*What is being asked*: Search the material below for the string "Technology" and list each line that holds it.

*Supplied data*:
+++
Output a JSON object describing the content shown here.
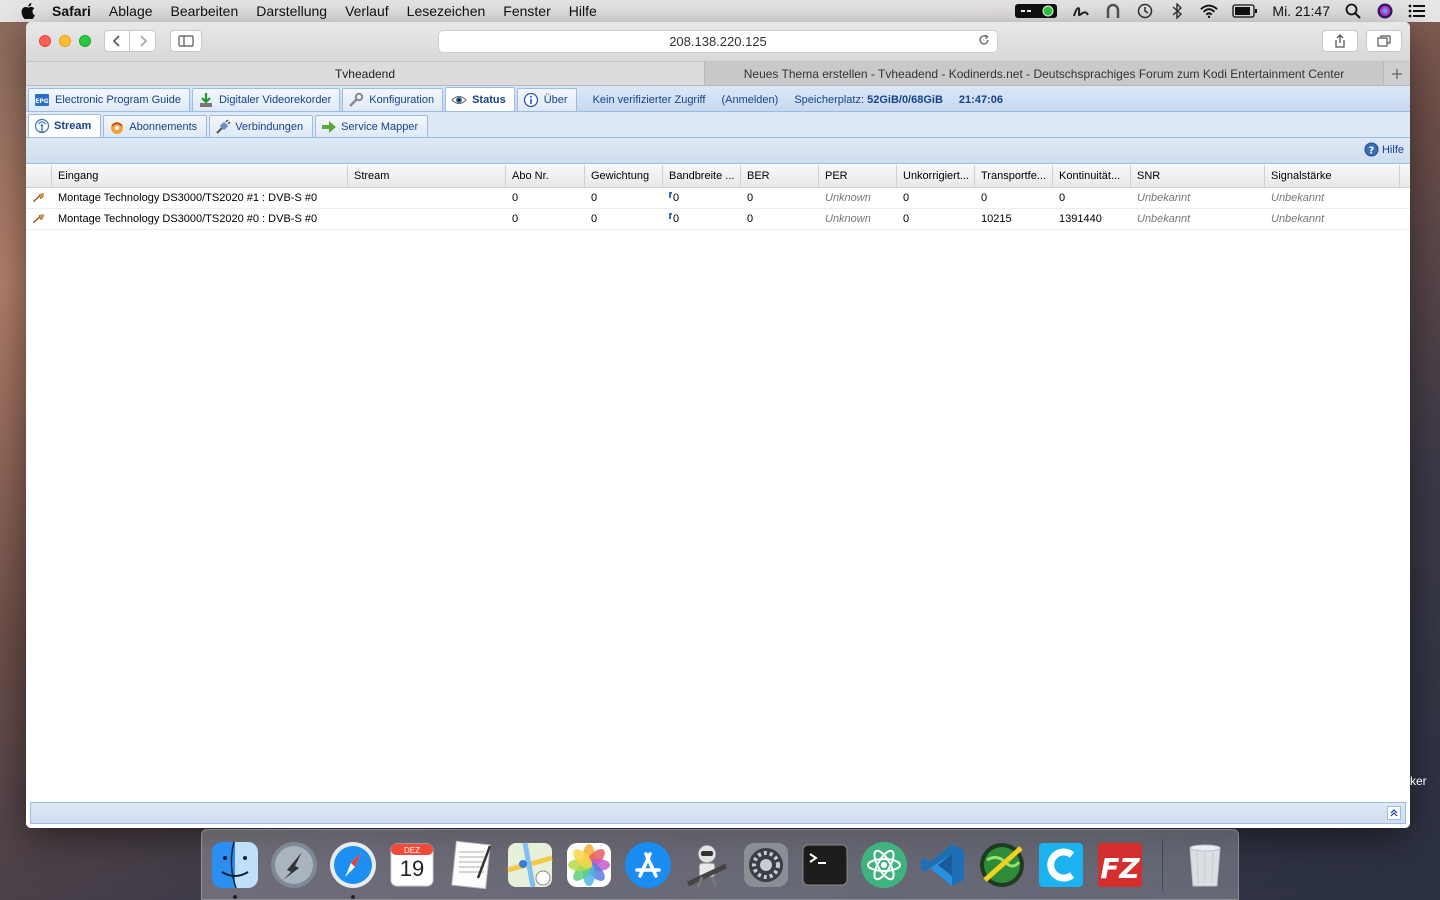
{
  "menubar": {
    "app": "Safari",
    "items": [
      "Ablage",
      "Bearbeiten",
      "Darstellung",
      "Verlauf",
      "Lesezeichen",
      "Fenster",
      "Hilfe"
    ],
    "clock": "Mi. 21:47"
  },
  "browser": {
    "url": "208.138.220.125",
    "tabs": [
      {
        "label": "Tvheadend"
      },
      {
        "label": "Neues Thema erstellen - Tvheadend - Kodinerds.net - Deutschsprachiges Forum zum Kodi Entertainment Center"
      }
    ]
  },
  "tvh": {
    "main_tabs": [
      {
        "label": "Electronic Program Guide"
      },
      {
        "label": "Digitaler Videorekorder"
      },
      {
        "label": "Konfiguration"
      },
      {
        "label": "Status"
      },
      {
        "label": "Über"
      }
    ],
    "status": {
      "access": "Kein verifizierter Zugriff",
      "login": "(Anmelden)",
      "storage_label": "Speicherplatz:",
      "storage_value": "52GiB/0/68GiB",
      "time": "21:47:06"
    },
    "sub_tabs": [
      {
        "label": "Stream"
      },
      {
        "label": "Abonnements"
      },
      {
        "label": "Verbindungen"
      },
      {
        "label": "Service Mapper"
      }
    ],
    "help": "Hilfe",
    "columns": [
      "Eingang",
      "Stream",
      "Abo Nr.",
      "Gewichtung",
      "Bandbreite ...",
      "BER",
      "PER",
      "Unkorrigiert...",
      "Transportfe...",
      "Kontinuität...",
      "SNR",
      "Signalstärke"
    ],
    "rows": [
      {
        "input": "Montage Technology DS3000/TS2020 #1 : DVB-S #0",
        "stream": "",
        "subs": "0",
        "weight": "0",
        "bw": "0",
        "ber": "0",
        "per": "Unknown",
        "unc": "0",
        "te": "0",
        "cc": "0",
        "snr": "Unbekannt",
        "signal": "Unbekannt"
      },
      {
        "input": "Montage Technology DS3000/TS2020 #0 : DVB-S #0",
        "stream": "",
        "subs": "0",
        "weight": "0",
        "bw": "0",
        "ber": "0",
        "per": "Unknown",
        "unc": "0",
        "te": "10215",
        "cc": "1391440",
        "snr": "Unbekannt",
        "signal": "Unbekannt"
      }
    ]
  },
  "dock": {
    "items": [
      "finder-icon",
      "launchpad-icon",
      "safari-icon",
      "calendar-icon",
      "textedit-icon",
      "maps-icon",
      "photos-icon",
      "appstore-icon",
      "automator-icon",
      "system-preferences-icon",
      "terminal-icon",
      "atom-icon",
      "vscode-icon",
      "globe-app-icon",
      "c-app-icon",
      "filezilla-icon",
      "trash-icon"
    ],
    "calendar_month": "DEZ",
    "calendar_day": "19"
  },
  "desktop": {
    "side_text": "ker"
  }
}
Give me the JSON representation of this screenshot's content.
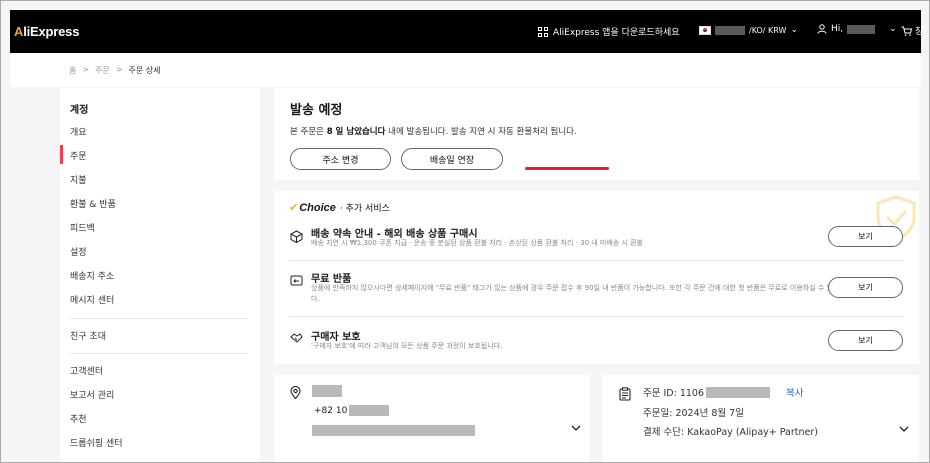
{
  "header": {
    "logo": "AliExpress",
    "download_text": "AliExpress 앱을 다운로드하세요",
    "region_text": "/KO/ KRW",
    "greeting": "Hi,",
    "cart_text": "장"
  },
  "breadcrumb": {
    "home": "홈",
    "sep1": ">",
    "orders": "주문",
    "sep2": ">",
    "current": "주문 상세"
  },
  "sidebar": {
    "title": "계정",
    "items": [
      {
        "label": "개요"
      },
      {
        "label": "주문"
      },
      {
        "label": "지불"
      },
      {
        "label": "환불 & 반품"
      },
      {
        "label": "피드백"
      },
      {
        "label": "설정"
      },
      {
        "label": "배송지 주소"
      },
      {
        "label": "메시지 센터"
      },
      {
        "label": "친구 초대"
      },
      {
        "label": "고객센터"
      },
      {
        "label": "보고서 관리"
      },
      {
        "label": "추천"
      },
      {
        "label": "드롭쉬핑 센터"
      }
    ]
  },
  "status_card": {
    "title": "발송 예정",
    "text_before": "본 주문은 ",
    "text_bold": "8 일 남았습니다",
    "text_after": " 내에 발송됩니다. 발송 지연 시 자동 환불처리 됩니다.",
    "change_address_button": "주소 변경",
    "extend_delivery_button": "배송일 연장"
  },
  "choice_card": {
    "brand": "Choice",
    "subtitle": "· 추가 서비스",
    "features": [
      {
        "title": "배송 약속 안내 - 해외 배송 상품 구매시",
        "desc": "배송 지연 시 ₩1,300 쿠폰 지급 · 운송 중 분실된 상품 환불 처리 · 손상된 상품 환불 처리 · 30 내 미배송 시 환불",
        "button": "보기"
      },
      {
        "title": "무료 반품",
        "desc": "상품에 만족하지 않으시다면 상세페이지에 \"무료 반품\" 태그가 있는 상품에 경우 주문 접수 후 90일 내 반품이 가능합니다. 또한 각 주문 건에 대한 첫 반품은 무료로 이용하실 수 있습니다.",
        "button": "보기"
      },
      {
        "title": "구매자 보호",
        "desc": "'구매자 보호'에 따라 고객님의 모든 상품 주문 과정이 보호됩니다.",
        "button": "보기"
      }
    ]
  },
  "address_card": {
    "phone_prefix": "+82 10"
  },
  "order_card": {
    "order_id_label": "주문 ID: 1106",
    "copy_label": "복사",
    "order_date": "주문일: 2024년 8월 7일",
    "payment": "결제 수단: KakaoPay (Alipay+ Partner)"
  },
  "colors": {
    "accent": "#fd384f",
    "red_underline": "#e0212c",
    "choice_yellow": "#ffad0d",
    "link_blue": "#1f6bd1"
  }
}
+++
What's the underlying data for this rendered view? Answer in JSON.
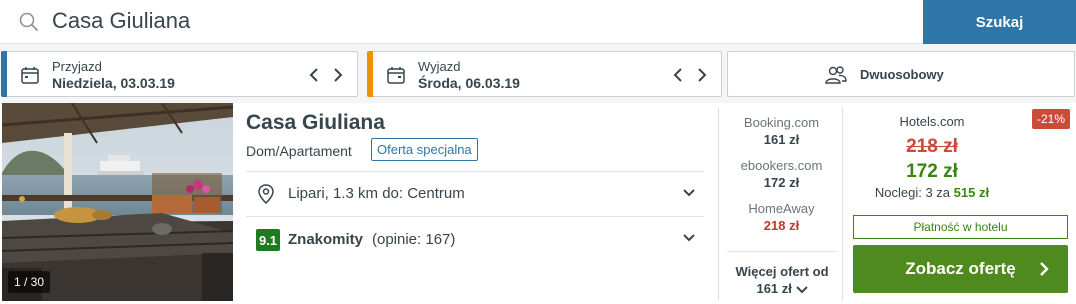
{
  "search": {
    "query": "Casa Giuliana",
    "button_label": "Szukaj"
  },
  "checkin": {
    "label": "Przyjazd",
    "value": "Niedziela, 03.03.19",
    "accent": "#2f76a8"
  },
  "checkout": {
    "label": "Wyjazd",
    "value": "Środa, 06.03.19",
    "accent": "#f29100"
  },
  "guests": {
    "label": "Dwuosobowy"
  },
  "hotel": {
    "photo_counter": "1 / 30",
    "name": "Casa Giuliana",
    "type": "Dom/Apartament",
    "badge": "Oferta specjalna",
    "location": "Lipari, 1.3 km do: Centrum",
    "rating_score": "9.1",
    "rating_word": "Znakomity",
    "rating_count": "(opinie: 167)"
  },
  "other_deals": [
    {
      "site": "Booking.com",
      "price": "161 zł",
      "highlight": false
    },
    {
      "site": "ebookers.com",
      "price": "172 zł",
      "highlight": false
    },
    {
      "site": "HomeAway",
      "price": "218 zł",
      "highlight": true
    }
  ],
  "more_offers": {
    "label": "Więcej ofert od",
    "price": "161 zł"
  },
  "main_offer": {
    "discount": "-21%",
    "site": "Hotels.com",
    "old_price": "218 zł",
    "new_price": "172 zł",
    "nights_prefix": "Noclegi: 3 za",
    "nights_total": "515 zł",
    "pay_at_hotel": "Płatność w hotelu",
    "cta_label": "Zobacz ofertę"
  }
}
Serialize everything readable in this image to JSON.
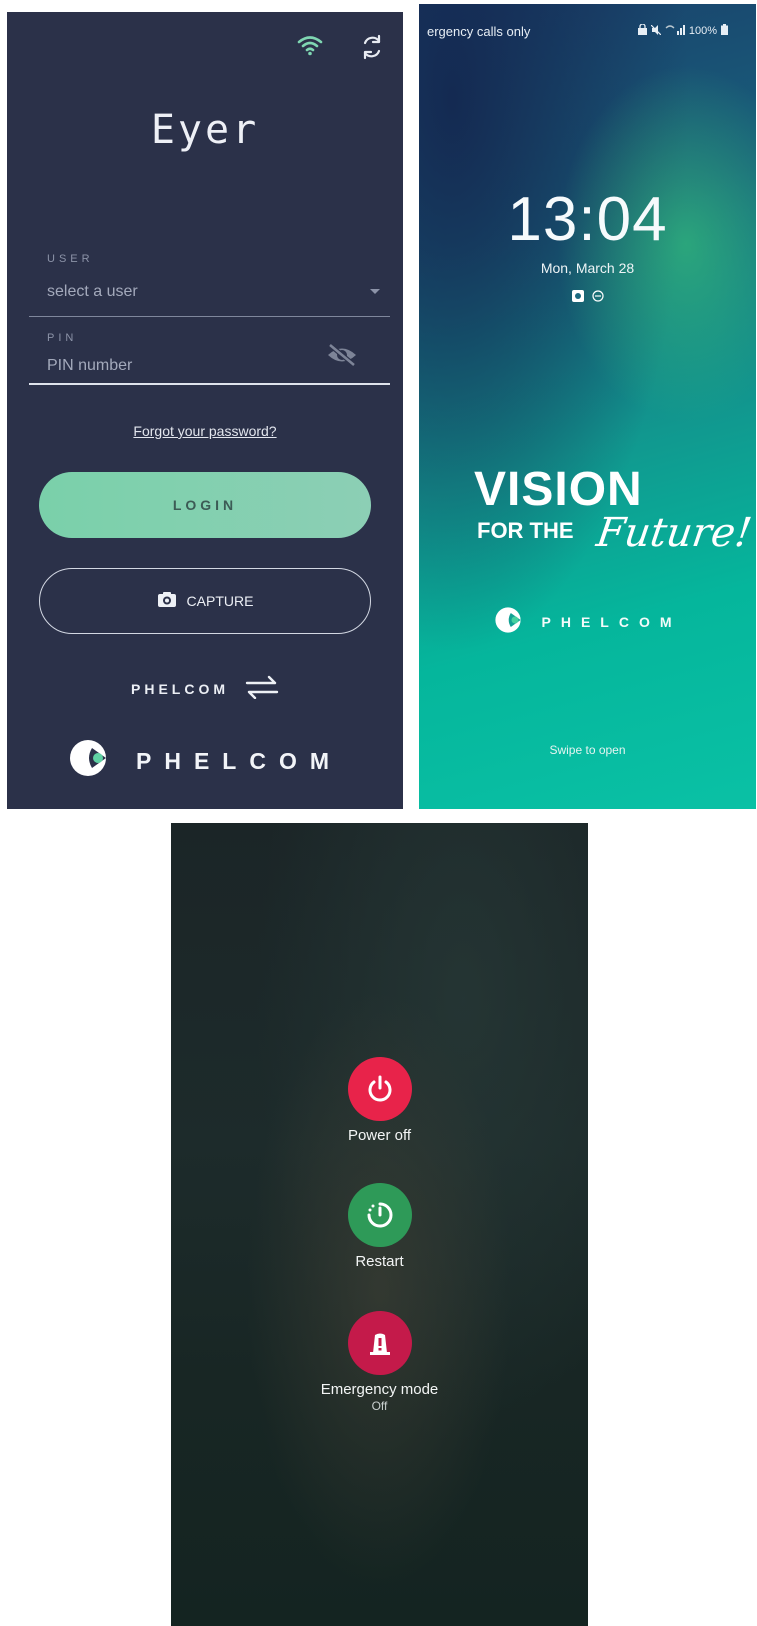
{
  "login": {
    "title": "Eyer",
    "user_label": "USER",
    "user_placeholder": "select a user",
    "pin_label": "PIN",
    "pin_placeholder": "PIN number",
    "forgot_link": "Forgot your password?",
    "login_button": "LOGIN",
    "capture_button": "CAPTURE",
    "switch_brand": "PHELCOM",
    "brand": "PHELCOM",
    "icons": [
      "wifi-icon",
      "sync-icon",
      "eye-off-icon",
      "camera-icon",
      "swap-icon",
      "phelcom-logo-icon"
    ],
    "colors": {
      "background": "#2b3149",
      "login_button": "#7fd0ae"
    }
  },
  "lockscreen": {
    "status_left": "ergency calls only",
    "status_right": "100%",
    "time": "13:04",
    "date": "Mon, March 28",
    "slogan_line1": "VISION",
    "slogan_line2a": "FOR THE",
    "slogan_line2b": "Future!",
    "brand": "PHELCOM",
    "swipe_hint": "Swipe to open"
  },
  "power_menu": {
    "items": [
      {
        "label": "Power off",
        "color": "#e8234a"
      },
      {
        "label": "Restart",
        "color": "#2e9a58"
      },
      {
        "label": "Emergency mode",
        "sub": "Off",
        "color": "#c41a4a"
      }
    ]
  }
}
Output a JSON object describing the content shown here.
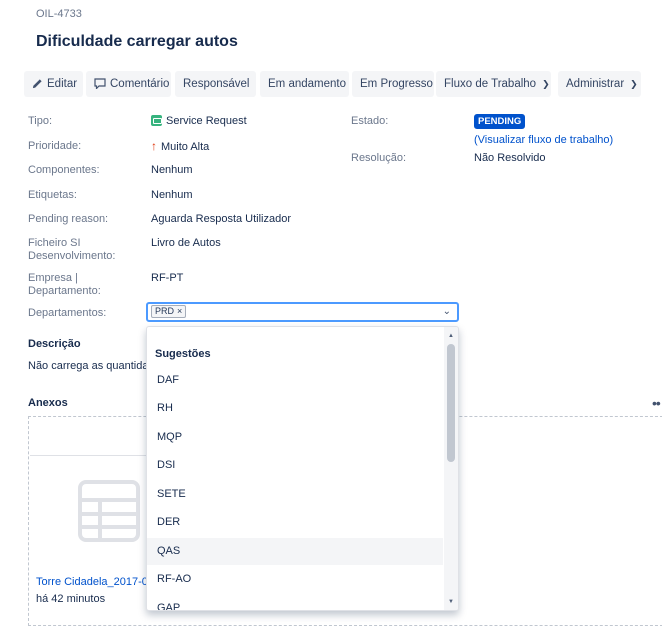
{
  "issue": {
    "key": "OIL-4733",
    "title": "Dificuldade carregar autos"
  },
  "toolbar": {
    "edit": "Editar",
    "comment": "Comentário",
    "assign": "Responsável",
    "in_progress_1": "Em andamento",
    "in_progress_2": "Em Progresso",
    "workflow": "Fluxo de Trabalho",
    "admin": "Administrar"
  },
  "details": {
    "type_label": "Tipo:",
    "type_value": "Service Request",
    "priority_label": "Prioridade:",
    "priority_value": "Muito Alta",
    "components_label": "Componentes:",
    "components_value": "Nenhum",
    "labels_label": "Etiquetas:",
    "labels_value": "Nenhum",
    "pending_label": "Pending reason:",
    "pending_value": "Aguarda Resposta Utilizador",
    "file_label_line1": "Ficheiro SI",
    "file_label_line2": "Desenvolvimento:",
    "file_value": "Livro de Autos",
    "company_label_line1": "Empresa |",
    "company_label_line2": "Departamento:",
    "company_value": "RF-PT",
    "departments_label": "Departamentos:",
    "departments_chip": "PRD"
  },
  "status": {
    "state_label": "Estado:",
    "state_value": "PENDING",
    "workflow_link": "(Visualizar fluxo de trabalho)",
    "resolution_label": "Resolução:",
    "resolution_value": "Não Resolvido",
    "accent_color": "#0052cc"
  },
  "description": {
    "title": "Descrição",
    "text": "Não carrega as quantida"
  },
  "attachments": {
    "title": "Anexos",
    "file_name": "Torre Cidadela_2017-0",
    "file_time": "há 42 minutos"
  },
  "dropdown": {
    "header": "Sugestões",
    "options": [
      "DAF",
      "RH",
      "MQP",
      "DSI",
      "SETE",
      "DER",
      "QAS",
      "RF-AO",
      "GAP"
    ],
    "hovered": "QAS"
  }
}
+++
*Final result*:
        "input": "Montage Technology DS3000/TS2020 #1 : DVB-S #0",
        "input": "Montage Technology DS3000/TS2020 #0 : DVB-S #0",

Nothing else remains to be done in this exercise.